*Input rows*:
######

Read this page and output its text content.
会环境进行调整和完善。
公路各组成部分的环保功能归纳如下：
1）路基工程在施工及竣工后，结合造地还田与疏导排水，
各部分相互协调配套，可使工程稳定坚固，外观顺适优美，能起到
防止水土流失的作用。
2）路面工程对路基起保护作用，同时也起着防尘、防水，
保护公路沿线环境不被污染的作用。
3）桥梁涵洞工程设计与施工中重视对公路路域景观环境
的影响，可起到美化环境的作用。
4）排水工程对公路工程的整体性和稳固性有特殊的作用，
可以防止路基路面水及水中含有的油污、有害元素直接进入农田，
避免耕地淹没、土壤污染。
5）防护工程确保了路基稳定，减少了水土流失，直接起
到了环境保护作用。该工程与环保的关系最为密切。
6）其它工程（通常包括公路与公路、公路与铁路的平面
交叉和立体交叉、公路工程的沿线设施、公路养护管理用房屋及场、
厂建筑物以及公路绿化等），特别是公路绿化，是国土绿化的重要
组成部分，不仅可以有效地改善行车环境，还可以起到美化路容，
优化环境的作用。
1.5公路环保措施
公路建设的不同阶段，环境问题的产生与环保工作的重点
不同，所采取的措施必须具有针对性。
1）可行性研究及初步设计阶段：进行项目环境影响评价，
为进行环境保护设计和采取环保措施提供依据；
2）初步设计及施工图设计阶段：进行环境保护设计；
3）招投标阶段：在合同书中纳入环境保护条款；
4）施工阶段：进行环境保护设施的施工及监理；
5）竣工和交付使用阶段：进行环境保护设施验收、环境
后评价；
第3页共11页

######

Return what is listed above, exactly and completely.

*Written solution*:
Read this page and output its text content.
会环境进行调整和完善。
公路各组成部分的环保功能归纳如下：
1）路基工程在施工及竣工后，结合造地还田与疏导排水，
各部分相互协调配套，可使工程稳定坚固，外观顺适优美，能起到
防止水土流失的作用。
2）路面工程对路基起保护作用，同时也起着防尘、防水，
保护公路沿线环境不被污染的作用。
3）桥梁涵洞工程设计与施工中重视对公路路域景观环境
的影响，可起到美化环境的作用。
4）排水工程对公路工程的整体性和稳固性有特殊的作用，
可以防止路基路面水及水中含有的油污、有害元素直接进入农田，
避免耕地淹没、土壤污染。
5）防护工程确保了路基稳定，减少了水土流失，直接起
到了环境保护作用。该工程与环保的关系最为密切。
6）其它工程（通常包括公路与公路、公路与铁路的平面
交叉和立体交叉、公路工程的沿线设施、公路养护管理用房屋及场、
厂建筑物以及公路绿化等），特别是公路绿化，是国土绿化的重要
组成部分，不仅可以有效地改善行车环境，还可以起到美化路容，
优化环境的作用。
1.5公路环保措施
公路建设的不同阶段，环境问题的产生与环保工作的重点
不同，所采取的措施必须具有针对性。
1）可行性研究及初步设计阶段：进行项目环境影响评价，
为进行环境保护设计和采取环保措施提供依据；
2）初步设计及施工图设计阶段：进行环境保护设计；
3）招投标阶段：在合同书中纳入环境保护条款；
4）施工阶段：进行环境保护设施的施工及监理；
5）竣工和交付使用阶段：进行环境保护设施验收、环境
后评价；
第3页共11页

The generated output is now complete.